▶ Goal
Report how many lines contain "this"; state the number and nothing else.

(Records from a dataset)
......

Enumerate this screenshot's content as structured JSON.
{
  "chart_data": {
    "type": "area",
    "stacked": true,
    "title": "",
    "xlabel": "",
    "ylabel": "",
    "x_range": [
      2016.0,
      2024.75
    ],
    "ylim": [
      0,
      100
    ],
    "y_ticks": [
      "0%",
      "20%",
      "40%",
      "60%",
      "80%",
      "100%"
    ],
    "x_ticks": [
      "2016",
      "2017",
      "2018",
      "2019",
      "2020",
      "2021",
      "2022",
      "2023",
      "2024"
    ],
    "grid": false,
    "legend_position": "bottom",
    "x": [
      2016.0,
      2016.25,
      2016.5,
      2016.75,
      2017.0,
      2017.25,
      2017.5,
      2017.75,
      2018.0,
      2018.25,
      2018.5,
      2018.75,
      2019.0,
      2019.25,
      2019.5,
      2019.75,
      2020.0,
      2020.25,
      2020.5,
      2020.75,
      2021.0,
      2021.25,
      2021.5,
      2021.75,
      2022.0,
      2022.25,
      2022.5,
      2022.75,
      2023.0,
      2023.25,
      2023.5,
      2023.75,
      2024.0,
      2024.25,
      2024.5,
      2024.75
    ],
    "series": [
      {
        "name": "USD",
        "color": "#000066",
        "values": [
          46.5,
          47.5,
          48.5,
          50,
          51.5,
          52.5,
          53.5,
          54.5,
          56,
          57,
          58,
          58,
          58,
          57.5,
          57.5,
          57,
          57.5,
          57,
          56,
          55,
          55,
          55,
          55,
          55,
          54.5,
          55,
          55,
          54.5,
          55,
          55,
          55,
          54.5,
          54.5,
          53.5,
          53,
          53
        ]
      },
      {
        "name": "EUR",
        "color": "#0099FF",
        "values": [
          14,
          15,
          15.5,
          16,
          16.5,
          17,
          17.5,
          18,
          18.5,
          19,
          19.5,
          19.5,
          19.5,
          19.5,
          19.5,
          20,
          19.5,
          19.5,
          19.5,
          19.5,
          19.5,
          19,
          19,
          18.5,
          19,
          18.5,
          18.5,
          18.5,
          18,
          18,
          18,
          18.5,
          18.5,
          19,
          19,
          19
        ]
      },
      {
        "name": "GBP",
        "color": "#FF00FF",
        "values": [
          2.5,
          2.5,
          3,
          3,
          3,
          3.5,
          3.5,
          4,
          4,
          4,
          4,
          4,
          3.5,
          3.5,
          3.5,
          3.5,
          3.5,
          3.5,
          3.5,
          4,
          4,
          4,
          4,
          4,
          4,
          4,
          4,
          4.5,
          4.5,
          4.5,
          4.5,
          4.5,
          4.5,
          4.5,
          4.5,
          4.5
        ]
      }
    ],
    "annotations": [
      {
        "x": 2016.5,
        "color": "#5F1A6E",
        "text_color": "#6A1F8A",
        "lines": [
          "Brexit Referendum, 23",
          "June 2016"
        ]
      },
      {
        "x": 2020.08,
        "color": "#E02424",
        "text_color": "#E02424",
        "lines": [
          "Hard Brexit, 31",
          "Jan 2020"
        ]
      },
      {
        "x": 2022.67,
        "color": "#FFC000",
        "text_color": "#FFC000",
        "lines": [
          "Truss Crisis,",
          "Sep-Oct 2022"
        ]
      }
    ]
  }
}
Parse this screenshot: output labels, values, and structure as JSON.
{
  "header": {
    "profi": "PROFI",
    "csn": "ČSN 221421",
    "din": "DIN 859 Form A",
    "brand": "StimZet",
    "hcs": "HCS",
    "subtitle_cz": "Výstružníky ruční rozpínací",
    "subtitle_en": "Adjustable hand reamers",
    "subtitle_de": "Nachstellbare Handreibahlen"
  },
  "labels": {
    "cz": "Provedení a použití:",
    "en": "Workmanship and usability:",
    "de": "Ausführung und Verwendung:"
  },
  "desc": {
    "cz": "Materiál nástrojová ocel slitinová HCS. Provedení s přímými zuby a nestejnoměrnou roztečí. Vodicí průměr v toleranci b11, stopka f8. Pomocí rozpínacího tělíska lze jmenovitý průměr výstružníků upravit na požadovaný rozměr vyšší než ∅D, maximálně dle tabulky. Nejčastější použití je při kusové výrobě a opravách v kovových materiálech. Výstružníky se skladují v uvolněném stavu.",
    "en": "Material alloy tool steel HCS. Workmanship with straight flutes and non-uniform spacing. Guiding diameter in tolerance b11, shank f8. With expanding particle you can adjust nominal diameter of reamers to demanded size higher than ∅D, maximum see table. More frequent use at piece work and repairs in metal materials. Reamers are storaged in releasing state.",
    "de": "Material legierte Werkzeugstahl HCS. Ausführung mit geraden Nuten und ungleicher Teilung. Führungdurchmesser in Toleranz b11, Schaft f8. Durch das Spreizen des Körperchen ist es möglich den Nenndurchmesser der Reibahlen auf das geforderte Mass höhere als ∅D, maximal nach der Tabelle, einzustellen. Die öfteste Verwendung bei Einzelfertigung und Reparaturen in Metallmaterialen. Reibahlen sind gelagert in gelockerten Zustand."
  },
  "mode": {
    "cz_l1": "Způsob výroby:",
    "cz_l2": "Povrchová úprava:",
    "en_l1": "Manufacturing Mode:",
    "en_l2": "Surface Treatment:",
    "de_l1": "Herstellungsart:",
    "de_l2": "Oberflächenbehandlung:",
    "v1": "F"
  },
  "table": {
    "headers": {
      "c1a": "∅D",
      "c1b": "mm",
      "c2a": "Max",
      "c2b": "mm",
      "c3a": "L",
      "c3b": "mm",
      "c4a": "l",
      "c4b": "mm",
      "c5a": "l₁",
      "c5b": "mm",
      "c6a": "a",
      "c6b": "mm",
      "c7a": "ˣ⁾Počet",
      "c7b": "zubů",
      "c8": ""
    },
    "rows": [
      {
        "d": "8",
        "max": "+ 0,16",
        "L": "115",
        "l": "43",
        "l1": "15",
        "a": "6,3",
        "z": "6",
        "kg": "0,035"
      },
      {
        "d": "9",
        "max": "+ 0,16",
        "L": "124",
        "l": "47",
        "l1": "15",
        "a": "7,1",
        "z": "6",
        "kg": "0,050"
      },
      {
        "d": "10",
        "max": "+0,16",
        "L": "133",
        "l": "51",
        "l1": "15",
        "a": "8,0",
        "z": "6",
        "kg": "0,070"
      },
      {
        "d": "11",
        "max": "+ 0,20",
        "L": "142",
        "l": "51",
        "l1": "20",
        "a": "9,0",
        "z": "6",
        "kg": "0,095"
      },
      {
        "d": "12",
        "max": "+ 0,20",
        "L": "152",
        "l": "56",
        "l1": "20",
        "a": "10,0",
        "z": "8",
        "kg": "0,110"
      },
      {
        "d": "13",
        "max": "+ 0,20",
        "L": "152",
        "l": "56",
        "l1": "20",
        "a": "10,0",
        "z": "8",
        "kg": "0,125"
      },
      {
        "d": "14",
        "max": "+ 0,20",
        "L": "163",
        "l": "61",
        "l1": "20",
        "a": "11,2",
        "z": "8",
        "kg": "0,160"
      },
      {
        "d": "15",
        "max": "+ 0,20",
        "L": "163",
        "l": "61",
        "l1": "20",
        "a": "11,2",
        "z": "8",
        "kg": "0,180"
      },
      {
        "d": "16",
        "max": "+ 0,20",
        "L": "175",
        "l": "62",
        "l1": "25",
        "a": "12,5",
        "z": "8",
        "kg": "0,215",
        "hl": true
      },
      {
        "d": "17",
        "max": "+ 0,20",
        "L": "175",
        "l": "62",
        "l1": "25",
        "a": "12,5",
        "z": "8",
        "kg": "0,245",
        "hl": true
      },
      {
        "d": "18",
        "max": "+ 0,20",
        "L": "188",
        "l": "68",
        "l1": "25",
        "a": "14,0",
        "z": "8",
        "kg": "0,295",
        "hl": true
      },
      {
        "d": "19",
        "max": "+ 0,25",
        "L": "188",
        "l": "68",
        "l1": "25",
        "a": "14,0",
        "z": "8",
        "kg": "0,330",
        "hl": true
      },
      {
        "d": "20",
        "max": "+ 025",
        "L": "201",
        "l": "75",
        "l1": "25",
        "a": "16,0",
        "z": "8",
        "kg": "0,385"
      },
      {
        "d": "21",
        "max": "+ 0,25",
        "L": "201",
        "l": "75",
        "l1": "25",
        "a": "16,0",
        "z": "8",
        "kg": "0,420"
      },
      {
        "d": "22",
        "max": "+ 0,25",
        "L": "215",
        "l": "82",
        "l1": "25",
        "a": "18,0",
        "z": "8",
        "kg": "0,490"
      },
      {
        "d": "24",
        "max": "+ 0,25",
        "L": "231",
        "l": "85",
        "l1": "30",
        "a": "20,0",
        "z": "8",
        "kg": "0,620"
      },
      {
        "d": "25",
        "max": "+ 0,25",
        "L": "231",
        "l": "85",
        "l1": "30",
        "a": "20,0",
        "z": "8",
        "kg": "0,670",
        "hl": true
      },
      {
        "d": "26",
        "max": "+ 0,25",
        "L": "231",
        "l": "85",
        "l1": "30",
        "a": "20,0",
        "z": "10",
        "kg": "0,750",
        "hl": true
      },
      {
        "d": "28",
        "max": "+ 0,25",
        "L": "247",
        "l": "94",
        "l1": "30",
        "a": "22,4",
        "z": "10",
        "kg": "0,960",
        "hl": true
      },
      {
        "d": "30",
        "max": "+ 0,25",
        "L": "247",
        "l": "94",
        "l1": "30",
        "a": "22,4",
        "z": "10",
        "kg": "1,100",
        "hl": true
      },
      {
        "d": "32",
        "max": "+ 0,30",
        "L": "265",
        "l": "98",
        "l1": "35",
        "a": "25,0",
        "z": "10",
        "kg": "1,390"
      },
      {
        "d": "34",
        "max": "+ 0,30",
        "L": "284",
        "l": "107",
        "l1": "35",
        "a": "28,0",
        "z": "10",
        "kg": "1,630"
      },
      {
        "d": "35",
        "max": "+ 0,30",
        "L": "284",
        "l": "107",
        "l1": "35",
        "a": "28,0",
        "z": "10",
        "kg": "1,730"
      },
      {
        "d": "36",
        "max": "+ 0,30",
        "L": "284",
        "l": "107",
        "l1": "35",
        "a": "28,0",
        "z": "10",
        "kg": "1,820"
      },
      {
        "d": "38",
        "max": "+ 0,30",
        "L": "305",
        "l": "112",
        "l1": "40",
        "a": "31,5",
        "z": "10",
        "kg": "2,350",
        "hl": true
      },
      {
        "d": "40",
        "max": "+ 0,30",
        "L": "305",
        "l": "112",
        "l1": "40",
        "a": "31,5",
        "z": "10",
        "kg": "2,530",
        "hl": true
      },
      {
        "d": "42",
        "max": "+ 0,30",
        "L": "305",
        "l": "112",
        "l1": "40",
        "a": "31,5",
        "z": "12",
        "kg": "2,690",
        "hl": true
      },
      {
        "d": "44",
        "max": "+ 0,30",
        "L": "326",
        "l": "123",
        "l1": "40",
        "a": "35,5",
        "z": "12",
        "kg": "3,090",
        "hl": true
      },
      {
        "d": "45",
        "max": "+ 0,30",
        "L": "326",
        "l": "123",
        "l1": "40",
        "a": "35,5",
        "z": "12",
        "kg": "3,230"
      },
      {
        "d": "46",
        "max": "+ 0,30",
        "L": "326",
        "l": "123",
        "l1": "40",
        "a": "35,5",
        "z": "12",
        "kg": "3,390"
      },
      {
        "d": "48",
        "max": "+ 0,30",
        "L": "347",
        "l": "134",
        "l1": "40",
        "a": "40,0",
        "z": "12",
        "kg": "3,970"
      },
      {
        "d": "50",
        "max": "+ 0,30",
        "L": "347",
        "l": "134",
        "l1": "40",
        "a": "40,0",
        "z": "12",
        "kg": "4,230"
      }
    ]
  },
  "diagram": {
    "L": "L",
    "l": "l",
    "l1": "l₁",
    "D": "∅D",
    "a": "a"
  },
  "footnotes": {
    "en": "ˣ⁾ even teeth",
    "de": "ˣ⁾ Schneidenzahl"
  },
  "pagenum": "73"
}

......

▶ Reply
2